Problem description
Quote the listing below in its entirety, omitting every image.

Stored records:
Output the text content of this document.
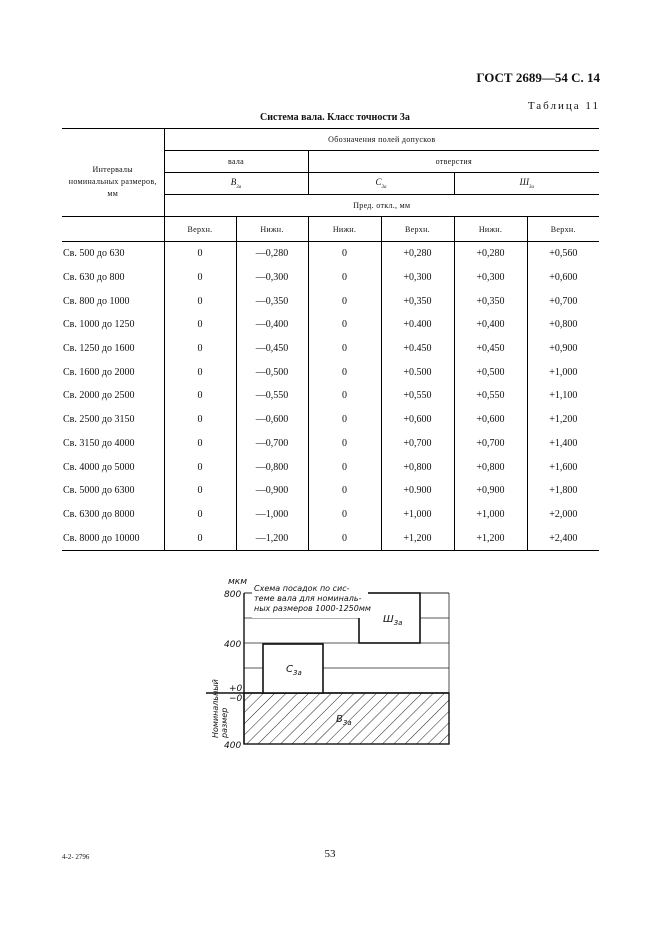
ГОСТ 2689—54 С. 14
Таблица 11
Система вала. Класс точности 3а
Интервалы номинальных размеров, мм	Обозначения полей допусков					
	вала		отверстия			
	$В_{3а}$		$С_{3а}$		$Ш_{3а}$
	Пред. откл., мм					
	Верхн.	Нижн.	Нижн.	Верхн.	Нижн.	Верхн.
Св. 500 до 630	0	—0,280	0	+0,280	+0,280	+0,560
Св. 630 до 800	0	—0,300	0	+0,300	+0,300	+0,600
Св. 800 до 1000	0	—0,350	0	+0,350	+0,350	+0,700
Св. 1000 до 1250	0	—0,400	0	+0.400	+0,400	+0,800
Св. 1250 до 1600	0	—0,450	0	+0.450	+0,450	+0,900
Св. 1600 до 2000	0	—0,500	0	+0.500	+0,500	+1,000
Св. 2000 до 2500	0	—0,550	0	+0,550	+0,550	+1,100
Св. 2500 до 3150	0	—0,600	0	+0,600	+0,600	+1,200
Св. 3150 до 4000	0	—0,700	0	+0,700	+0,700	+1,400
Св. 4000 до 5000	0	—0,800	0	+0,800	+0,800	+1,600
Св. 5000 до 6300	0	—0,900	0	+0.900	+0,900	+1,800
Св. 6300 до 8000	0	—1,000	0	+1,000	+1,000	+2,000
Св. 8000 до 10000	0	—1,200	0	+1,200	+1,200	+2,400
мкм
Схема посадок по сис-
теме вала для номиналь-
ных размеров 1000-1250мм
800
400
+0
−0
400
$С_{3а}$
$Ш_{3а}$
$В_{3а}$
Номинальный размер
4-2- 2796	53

Output for this exercise
Output the text content of this document.
ГОСТ 2689—54 С. 14
Таблица 11
Система вала. Класс точности 3а
Интервалы номинальных размеров, мм	Обозначения полей допусков					
	вала		отверстия			
	$В_{3а}$		$С_{3а}$		$Ш_{3а}$
	Пред. откл., мм					
	Верхн.	Нижн.	Нижн.	Верхн.	Нижн.	Верхн.
Св. 500 до 630	0	—0,280	0	+0,280	+0,280	+0,560
Св. 630 до 800	0	—0,300	0	+0,300	+0,300	+0,600
Св. 800 до 1000	0	—0,350	0	+0,350	+0,350	+0,700
Св. 1000 до 1250	0	—0,400	0	+0.400	+0,400	+0,800
Св. 1250 до 1600	0	—0,450	0	+0.450	+0,450	+0,900
Св. 1600 до 2000	0	—0,500	0	+0.500	+0,500	+1,000
Св. 2000 до 2500	0	—0,550	0	+0,550	+0,550	+1,100
Св. 2500 до 3150	0	—0,600	0	+0,600	+0,600	+1,200
Св. 3150 до 4000	0	—0,700	0	+0,700	+0,700	+1,400
Св. 4000 до 5000	0	—0,800	0	+0,800	+0,800	+1,600
Св. 5000 до 6300	0	—0,900	0	+0.900	+0,900	+1,800
Св. 6300 до 8000	0	—1,000	0	+1,000	+1,000	+2,000
Св. 8000 до 10000	0	—1,200	0	+1,200	+1,200	+2,400
мкм
Схема посадок по сис-
теме вала для номиналь-
ных размеров 1000-1250мм
800
400
+0
−0
400
$С_{3а}$
$Ш_{3а}$
$В_{3а}$
Номинальный размер
4-2- 2796	53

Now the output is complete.